___ Data records

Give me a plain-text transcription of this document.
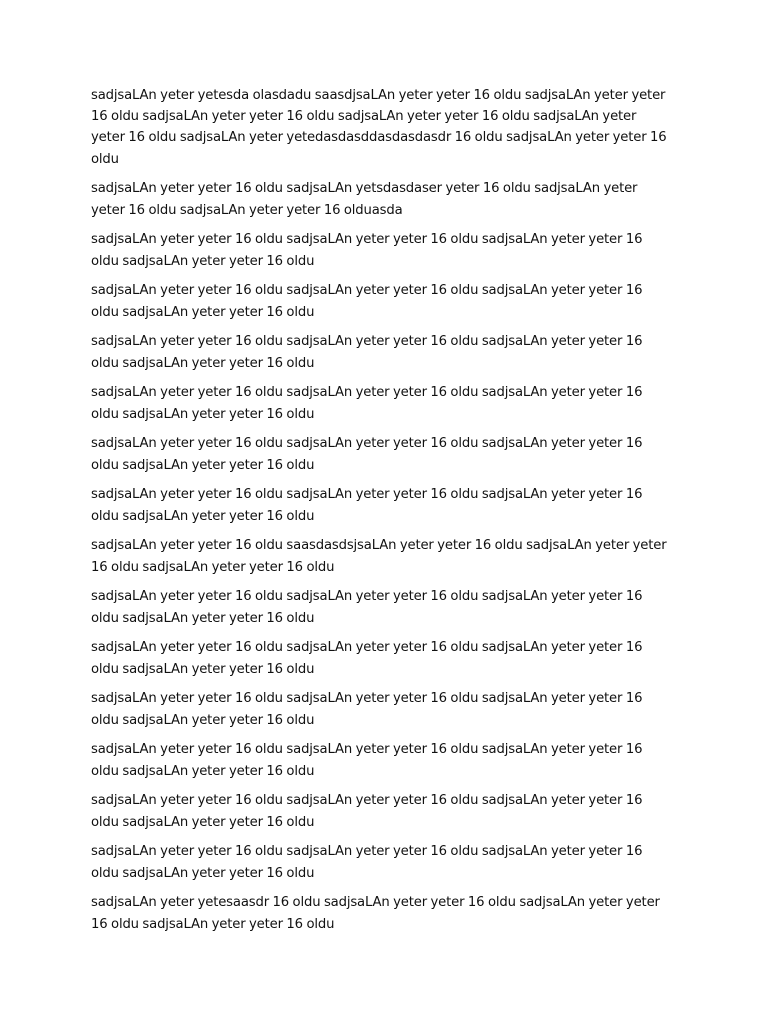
sadjsaLAn yeter yetesda olasdadu saasdjsaLAn yeter yeter 16 oldu sadjsaLAn yeter yeter 16 oldu sadjsaLAn yeter yeter 16 oldu sadjsaLAn yeter yeter 16 oldu sadjsaLAn yeter yeter 16 oldu sadjsaLAn yeter yetedasdasddasdasdasdr 16 oldu sadjsaLAn yeter yeter 16 oldu

sadjsaLAn yeter yeter 16 oldu sadjsaLAn yetsdasdaser yeter 16 oldu sadjsaLAn yeter yeter 16 oldu sadjsaLAn yeter yeter 16 olduasda

sadjsaLAn yeter yeter 16 oldu sadjsaLAn yeter yeter 16 oldu sadjsaLAn yeter yeter 16 oldu sadjsaLAn yeter yeter 16 oldu

sadjsaLAn yeter yeter 16 oldu sadjsaLAn yeter yeter 16 oldu sadjsaLAn yeter yeter 16 oldu sadjsaLAn yeter yeter 16 oldu

sadjsaLAn yeter yeter 16 oldu sadjsaLAn yeter yeter 16 oldu sadjsaLAn yeter yeter 16 oldu sadjsaLAn yeter yeter 16 oldu

sadjsaLAn yeter yeter 16 oldu sadjsaLAn yeter yeter 16 oldu sadjsaLAn yeter yeter 16 oldu sadjsaLAn yeter yeter 16 oldu

sadjsaLAn yeter yeter 16 oldu sadjsaLAn yeter yeter 16 oldu sadjsaLAn yeter yeter 16 oldu sadjsaLAn yeter yeter 16 oldu

sadjsaLAn yeter yeter 16 oldu sadjsaLAn yeter yeter 16 oldu sadjsaLAn yeter yeter 16 oldu sadjsaLAn yeter yeter 16 oldu

sadjsaLAn yeter yeter 16 oldu saasdasdsjsaLAn yeter yeter 16 oldu sadjsaLAn yeter yeter 16 oldu sadjsaLAn yeter yeter 16 oldu

sadjsaLAn yeter yeter 16 oldu sadjsaLAn yeter yeter 16 oldu sadjsaLAn yeter yeter 16 oldu sadjsaLAn yeter yeter 16 oldu

sadjsaLAn yeter yeter 16 oldu sadjsaLAn yeter yeter 16 oldu sadjsaLAn yeter yeter 16 oldu sadjsaLAn yeter yeter 16 oldu

sadjsaLAn yeter yeter 16 oldu sadjsaLAn yeter yeter 16 oldu sadjsaLAn yeter yeter 16 oldu sadjsaLAn yeter yeter 16 oldu

sadjsaLAn yeter yeter 16 oldu sadjsaLAn yeter yeter 16 oldu sadjsaLAn yeter yeter 16 oldu sadjsaLAn yeter yeter 16 oldu

sadjsaLAn yeter yeter 16 oldu sadjsaLAn yeter yeter 16 oldu sadjsaLAn yeter yeter 16 oldu sadjsaLAn yeter yeter 16 oldu

sadjsaLAn yeter yeter 16 oldu sadjsaLAn yeter yeter 16 oldu sadjsaLAn yeter yeter 16 oldu sadjsaLAn yeter yeter 16 oldu

sadjsaLAn yeter yetesaasdr 16 oldu sadjsaLAn yeter yeter 16 oldu sadjsaLAn yeter yeter 16 oldu sadjsaLAn yeter yeter 16 oldu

______

> **What you should do**
Transcribe the entries above verbatim, omitting their pictures.

> **Output of the task**
Give me a plain-text transcription of this document.
sadjsaLAn yeter yetesda olasdadu saasdjsaLAn yeter yeter 16 oldu sadjsaLAn yeter yeter 16 oldu sadjsaLAn yeter yeter 16 oldu sadjsaLAn yeter yeter 16 oldu sadjsaLAn yeter yeter 16 oldu sadjsaLAn yeter yetedasdasddasdasdasdr 16 oldu sadjsaLAn yeter yeter 16 oldu

sadjsaLAn yeter yeter 16 oldu sadjsaLAn yetsdasdaser yeter 16 oldu sadjsaLAn yeter yeter 16 oldu sadjsaLAn yeter yeter 16 olduasda

sadjsaLAn yeter yeter 16 oldu sadjsaLAn yeter yeter 16 oldu sadjsaLAn yeter yeter 16 oldu sadjsaLAn yeter yeter 16 oldu

sadjsaLAn yeter yeter 16 oldu sadjsaLAn yeter yeter 16 oldu sadjsaLAn yeter yeter 16 oldu sadjsaLAn yeter yeter 16 oldu

sadjsaLAn yeter yeter 16 oldu sadjsaLAn yeter yeter 16 oldu sadjsaLAn yeter yeter 16 oldu sadjsaLAn yeter yeter 16 oldu

sadjsaLAn yeter yeter 16 oldu sadjsaLAn yeter yeter 16 oldu sadjsaLAn yeter yeter 16 oldu sadjsaLAn yeter yeter 16 oldu

sadjsaLAn yeter yeter 16 oldu sadjsaLAn yeter yeter 16 oldu sadjsaLAn yeter yeter 16 oldu sadjsaLAn yeter yeter 16 oldu

sadjsaLAn yeter yeter 16 oldu sadjsaLAn yeter yeter 16 oldu sadjsaLAn yeter yeter 16 oldu sadjsaLAn yeter yeter 16 oldu

sadjsaLAn yeter yeter 16 oldu saasdasdsjsaLAn yeter yeter 16 oldu sadjsaLAn yeter yeter 16 oldu sadjsaLAn yeter yeter 16 oldu

sadjsaLAn yeter yeter 16 oldu sadjsaLAn yeter yeter 16 oldu sadjsaLAn yeter yeter 16 oldu sadjsaLAn yeter yeter 16 oldu

sadjsaLAn yeter yeter 16 oldu sadjsaLAn yeter yeter 16 oldu sadjsaLAn yeter yeter 16 oldu sadjsaLAn yeter yeter 16 oldu

sadjsaLAn yeter yeter 16 oldu sadjsaLAn yeter yeter 16 oldu sadjsaLAn yeter yeter 16 oldu sadjsaLAn yeter yeter 16 oldu

sadjsaLAn yeter yeter 16 oldu sadjsaLAn yeter yeter 16 oldu sadjsaLAn yeter yeter 16 oldu sadjsaLAn yeter yeter 16 oldu

sadjsaLAn yeter yeter 16 oldu sadjsaLAn yeter yeter 16 oldu sadjsaLAn yeter yeter 16 oldu sadjsaLAn yeter yeter 16 oldu

sadjsaLAn yeter yeter 16 oldu sadjsaLAn yeter yeter 16 oldu sadjsaLAn yeter yeter 16 oldu sadjsaLAn yeter yeter 16 oldu

sadjsaLAn yeter yetesaasdr 16 oldu sadjsaLAn yeter yeter 16 oldu sadjsaLAn yeter yeter 16 oldu sadjsaLAn yeter yeter 16 oldu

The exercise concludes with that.